Exercise task
Copy down every line where the string "Browser" shows up.

Available records

>> BEGIN

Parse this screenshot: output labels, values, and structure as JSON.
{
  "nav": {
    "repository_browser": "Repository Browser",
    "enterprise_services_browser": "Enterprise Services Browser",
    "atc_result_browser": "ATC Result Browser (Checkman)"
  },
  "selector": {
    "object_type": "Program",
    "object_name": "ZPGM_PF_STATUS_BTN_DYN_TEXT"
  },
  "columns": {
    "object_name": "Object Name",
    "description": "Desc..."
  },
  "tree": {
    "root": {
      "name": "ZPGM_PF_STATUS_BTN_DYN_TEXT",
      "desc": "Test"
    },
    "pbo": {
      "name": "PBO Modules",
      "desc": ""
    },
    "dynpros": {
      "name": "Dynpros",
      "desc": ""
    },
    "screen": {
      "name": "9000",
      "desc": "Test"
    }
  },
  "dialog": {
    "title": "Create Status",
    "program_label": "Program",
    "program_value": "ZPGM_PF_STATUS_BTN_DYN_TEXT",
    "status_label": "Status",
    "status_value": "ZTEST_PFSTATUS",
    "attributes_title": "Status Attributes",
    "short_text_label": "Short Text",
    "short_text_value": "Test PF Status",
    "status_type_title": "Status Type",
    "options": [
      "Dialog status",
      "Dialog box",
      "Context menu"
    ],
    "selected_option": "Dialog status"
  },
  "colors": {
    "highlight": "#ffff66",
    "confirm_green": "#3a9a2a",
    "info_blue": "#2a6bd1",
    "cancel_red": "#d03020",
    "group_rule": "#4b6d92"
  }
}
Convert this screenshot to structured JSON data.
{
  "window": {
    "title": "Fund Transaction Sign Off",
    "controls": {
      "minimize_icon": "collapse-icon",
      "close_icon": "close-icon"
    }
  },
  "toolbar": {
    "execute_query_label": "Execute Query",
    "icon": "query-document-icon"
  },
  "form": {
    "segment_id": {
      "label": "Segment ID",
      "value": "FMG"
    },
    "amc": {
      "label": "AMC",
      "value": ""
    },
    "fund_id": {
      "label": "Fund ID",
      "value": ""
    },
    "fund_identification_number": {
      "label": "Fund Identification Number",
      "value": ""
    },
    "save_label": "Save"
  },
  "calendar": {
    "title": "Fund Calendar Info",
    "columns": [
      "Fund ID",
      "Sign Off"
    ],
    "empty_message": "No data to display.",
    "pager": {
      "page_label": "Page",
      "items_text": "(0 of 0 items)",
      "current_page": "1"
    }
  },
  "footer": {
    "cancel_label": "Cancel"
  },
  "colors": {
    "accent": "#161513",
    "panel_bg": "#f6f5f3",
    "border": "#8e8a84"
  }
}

>> END

Result of this exercise
    "repository_browser": "Repository Browser",
    "enterprise_services_browser": "Enterprise Services Browser",
    "atc_result_browser": "ATC Result Browser (Checkman)"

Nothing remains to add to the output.